Task brief -> Copy every entry word for word, but skip the pictures.

Task input ->
**********

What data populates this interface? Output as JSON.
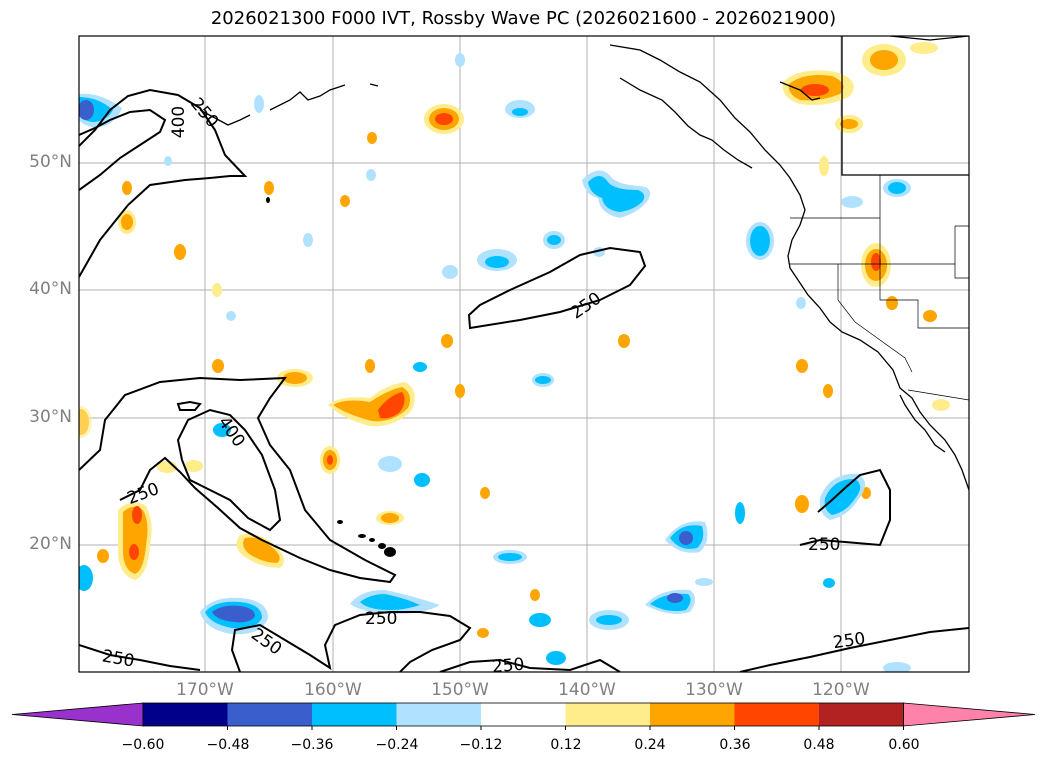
{
  "title": "2026021300 F000 IVT, Rossby Wave PC (2026021600 - 2026021900)",
  "lat_labels": [
    "50°N",
    "40°N",
    "30°N",
    "20°N"
  ],
  "lon_labels": [
    "170°W",
    "160°W",
    "150°W",
    "140°W",
    "130°W",
    "120°W"
  ],
  "contour_labels": [
    "400",
    "250",
    "250",
    "400",
    "250",
    "250",
    "250",
    "250",
    "250",
    "250"
  ],
  "colorbar": {
    "colors": [
      "#9932cc",
      "#00008b",
      "#3a5fcd",
      "#00bfff",
      "#b0e2ff",
      "#ffffff",
      "#ffec8b",
      "#ffa500",
      "#ff4500",
      "#b22222",
      "#ff82ab"
    ],
    "labels": [
      "−0.60",
      "−0.48",
      "−0.36",
      "−0.24",
      "−0.12",
      "0.12",
      "0.24",
      "0.36",
      "0.48",
      "0.60"
    ]
  },
  "colors": {
    "ocean": "#ffffff",
    "grid": "#b0b0b0",
    "coast": "#000000",
    "axis_label": "#808080"
  }
}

**********

Output of the task ->
What data populates this interface? Output as JSON.
{
  "title": "2026021300 F000 IVT, Rossby Wave PC (2026021600 - 2026021900)",
  "lat_labels": [
    "50°N",
    "40°N",
    "30°N",
    "20°N"
  ],
  "lon_labels": [
    "170°W",
    "160°W",
    "150°W",
    "140°W",
    "130°W",
    "120°W"
  ],
  "contour_labels": [
    "400",
    "250",
    "250",
    "400",
    "250",
    "250",
    "250",
    "250",
    "250",
    "250"
  ],
  "colorbar": {
    "colors": [
      "#9932cc",
      "#00008b",
      "#3a5fcd",
      "#00bfff",
      "#b0e2ff",
      "#ffffff",
      "#ffec8b",
      "#ffa500",
      "#ff4500",
      "#b22222",
      "#ff82ab"
    ],
    "labels": [
      "−0.60",
      "−0.48",
      "−0.36",
      "−0.24",
      "−0.12",
      "0.12",
      "0.24",
      "0.36",
      "0.48",
      "0.60"
    ]
  },
  "colors": {
    "ocean": "#ffffff",
    "grid": "#b0b0b0",
    "coast": "#000000",
    "axis_label": "#808080"
  }
}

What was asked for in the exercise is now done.